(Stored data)
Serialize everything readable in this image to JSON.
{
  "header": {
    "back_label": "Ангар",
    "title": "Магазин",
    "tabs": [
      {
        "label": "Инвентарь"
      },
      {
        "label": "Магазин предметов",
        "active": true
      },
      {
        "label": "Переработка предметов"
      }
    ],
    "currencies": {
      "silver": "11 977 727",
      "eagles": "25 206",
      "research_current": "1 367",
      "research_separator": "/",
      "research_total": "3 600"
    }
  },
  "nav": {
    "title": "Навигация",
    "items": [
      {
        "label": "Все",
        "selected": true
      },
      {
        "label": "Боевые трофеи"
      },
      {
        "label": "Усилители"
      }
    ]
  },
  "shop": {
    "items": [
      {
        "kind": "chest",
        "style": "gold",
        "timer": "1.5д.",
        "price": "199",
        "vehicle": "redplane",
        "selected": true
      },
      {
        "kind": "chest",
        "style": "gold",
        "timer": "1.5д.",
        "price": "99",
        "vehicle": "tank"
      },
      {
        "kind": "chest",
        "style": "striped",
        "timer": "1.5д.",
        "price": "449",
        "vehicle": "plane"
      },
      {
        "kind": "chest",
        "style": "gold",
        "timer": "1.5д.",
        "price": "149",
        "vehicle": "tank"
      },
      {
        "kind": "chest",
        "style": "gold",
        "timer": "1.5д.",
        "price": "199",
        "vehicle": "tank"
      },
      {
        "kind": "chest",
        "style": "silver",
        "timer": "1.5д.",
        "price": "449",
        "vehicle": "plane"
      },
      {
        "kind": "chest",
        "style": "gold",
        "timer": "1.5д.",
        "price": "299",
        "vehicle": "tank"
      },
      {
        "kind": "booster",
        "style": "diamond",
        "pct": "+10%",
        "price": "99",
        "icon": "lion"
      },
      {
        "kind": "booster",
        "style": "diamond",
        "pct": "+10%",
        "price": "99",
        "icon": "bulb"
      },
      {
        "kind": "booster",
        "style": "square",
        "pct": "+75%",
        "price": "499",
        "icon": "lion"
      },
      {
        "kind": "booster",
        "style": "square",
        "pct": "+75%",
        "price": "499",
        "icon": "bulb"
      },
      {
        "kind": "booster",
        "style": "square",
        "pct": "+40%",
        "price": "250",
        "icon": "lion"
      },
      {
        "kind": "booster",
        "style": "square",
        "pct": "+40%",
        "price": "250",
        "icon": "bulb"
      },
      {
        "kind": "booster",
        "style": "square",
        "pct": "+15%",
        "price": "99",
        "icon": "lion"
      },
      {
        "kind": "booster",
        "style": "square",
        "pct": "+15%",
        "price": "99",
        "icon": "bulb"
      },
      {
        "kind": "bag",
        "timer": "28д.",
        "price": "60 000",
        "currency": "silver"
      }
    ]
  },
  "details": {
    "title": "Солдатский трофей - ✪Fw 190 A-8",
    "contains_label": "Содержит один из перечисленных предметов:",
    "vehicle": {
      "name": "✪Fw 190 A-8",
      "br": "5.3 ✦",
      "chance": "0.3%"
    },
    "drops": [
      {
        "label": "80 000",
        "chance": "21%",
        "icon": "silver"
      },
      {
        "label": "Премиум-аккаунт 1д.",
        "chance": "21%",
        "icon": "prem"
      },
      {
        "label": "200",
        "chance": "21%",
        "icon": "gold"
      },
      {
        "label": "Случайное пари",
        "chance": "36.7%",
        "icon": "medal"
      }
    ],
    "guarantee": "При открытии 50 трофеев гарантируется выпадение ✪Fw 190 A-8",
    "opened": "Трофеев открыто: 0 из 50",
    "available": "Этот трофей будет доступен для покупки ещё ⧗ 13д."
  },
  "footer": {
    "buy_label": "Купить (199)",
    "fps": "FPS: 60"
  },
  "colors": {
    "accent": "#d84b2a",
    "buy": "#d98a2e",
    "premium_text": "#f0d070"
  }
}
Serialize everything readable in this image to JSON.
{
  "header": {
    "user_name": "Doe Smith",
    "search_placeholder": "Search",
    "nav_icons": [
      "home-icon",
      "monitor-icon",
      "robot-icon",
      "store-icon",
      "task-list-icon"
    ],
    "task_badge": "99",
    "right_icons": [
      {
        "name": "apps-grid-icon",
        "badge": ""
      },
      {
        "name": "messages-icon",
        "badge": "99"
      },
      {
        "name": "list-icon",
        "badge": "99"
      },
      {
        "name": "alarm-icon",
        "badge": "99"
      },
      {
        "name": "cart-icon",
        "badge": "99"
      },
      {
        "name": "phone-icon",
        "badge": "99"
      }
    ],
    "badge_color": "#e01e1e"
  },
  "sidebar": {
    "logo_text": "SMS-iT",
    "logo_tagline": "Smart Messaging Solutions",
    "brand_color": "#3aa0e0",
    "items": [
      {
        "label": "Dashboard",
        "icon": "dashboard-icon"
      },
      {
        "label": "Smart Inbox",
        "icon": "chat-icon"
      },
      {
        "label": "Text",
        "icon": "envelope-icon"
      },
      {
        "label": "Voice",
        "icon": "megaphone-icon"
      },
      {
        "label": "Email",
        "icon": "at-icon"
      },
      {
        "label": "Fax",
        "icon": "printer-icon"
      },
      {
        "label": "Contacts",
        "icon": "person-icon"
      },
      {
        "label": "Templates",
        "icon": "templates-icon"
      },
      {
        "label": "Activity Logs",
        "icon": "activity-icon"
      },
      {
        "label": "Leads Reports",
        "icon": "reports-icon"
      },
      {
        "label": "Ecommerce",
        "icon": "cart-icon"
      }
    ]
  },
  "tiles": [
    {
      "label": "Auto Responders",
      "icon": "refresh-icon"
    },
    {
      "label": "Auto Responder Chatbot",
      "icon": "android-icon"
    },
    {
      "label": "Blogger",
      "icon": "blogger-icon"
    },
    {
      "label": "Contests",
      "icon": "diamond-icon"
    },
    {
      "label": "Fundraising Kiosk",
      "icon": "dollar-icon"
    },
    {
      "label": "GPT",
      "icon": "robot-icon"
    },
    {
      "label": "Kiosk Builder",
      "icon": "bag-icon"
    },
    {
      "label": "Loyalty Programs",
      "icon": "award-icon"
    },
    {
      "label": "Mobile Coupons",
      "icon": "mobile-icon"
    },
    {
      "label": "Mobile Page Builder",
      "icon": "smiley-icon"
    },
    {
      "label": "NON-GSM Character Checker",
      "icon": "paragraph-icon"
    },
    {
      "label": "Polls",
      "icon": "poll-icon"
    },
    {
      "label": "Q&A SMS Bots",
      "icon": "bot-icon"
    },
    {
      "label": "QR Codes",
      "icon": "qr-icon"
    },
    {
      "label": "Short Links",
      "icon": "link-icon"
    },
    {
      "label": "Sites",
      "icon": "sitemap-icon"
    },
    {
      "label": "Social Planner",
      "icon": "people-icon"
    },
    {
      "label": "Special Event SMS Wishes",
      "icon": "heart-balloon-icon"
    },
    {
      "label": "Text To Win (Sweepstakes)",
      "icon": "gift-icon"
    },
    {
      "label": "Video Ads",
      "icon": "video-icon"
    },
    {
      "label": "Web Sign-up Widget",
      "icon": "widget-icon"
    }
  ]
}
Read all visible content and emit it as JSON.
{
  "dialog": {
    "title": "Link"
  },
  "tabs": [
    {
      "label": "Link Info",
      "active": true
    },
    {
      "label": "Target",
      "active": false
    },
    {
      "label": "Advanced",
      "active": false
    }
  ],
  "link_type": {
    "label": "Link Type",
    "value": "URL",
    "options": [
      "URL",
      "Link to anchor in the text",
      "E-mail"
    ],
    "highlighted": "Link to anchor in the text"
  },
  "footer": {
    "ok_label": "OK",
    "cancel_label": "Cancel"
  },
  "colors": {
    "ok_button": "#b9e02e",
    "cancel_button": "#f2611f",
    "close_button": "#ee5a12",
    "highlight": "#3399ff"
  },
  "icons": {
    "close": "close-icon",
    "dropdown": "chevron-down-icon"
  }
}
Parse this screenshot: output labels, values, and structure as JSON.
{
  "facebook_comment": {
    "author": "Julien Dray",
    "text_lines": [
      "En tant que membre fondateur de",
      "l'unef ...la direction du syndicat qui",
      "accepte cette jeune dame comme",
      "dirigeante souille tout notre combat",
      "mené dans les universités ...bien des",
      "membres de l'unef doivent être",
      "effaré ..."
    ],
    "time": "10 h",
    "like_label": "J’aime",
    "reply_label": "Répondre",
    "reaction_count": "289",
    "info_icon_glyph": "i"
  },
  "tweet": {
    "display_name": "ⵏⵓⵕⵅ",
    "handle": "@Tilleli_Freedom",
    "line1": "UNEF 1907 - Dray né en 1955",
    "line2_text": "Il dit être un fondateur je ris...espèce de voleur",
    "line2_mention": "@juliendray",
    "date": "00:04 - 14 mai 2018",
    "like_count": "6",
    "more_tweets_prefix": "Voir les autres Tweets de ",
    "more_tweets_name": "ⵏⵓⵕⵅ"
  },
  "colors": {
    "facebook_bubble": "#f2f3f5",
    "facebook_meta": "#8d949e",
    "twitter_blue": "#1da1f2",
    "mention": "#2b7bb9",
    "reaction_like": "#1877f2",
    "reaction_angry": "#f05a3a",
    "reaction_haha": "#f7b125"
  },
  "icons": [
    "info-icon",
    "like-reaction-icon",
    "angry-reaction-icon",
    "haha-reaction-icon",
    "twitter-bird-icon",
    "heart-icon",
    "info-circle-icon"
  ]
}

What the task asks: Using the listing above, pull out all lines that hold the word "Auto".

Task response:
      "label": "Auto Responders",
      "label": "Auto Responder Chatbot",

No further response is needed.